> **TASK GOAL**: Gather all lines in the records below that include the word "Williams".

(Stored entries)
----------------
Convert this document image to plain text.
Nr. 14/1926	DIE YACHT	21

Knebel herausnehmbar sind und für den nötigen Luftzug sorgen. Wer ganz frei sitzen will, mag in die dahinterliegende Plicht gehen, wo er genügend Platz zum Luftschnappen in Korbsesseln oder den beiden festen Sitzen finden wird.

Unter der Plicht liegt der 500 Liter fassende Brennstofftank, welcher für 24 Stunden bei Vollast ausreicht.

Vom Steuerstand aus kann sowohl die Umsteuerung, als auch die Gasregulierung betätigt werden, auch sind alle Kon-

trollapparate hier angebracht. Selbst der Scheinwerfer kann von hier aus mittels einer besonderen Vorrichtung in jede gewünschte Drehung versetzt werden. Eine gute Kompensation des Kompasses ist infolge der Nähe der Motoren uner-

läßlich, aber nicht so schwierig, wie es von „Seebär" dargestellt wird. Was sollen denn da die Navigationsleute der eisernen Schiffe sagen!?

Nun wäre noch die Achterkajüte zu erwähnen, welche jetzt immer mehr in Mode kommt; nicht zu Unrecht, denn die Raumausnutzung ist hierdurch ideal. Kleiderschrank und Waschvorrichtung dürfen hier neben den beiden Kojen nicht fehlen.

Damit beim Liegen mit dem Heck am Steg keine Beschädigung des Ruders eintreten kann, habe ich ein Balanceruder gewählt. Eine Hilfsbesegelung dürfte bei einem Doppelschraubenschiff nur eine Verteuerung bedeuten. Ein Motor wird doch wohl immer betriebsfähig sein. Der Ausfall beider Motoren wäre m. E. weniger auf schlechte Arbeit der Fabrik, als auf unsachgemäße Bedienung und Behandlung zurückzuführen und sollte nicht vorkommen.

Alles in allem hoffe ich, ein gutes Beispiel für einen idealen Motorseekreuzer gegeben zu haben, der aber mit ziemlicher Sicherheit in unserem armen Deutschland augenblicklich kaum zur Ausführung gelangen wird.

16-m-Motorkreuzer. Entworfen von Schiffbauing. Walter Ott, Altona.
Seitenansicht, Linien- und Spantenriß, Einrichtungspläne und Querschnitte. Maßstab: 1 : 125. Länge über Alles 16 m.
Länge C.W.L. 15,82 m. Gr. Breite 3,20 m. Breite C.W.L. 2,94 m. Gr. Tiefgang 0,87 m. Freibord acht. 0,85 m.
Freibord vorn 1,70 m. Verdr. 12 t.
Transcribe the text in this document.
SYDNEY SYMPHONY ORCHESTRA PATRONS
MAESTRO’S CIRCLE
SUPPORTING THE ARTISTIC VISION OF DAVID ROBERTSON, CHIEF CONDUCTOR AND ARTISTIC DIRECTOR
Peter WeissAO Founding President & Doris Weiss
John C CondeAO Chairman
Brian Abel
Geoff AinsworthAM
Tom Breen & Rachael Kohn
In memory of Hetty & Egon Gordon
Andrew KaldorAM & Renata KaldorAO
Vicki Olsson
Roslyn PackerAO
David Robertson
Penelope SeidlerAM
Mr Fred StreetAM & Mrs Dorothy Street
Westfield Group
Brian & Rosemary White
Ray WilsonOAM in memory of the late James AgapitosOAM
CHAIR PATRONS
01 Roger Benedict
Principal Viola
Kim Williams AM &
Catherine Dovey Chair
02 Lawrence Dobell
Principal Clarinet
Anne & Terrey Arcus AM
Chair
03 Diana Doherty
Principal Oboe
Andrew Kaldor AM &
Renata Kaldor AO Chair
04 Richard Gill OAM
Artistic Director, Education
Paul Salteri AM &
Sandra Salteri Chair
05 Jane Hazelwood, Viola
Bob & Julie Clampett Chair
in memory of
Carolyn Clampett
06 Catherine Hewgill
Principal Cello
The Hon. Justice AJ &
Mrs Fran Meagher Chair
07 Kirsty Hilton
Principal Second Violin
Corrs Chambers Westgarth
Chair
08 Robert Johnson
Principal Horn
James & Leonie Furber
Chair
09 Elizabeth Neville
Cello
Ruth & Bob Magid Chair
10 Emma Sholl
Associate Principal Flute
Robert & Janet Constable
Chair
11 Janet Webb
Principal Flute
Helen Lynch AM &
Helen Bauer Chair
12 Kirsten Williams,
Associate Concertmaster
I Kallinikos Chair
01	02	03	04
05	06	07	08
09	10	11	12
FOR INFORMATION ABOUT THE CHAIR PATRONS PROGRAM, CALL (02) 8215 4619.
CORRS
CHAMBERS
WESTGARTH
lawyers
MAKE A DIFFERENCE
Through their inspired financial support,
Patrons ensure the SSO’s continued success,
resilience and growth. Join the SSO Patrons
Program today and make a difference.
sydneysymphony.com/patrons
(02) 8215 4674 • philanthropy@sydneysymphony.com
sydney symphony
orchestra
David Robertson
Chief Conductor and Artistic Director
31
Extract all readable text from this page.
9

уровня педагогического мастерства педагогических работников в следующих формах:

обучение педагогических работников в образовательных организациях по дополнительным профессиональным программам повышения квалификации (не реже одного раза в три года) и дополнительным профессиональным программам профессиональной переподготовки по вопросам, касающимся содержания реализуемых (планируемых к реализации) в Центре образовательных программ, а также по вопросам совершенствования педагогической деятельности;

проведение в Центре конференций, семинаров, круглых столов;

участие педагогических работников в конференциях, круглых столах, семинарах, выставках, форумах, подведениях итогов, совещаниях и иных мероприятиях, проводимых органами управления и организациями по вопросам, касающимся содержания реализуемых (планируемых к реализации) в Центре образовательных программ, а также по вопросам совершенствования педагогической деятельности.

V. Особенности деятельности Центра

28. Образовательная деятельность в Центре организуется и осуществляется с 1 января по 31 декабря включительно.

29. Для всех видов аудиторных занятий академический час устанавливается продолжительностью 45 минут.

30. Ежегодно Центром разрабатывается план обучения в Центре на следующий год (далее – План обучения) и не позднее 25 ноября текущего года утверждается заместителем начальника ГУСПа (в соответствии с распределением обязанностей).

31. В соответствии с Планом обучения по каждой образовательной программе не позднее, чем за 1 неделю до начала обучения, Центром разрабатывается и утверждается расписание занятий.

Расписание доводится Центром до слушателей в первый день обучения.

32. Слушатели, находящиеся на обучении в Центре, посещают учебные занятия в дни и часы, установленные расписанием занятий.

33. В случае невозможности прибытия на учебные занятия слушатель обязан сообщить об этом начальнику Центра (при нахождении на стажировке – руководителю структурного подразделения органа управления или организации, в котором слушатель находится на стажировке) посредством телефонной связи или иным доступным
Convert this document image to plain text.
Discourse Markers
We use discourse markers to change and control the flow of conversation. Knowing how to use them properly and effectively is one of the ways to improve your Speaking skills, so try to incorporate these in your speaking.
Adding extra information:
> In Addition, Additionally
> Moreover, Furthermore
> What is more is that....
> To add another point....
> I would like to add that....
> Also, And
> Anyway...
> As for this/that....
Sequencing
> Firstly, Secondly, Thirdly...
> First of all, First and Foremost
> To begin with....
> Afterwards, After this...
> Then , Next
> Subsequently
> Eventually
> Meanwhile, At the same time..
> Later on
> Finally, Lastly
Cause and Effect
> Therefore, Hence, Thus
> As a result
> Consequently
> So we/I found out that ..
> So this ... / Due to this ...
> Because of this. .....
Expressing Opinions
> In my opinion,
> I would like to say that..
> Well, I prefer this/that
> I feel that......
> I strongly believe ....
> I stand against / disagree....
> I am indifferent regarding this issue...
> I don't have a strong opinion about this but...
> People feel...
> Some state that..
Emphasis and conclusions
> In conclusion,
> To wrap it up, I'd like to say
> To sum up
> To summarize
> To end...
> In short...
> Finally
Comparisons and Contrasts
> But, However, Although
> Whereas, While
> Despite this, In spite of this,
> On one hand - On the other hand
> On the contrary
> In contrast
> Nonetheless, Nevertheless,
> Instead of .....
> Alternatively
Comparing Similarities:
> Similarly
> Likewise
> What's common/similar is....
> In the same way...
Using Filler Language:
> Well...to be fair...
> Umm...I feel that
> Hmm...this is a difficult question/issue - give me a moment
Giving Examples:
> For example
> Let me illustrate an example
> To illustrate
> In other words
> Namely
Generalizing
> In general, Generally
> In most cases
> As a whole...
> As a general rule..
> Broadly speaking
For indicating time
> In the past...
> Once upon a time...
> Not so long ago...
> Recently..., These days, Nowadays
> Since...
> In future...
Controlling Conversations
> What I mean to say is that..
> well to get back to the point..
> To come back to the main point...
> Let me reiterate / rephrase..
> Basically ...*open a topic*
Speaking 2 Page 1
----------------
> **ANSWER TO THIS PROBLEM**:
Kim Williams AM &
12 Kirsten Williams,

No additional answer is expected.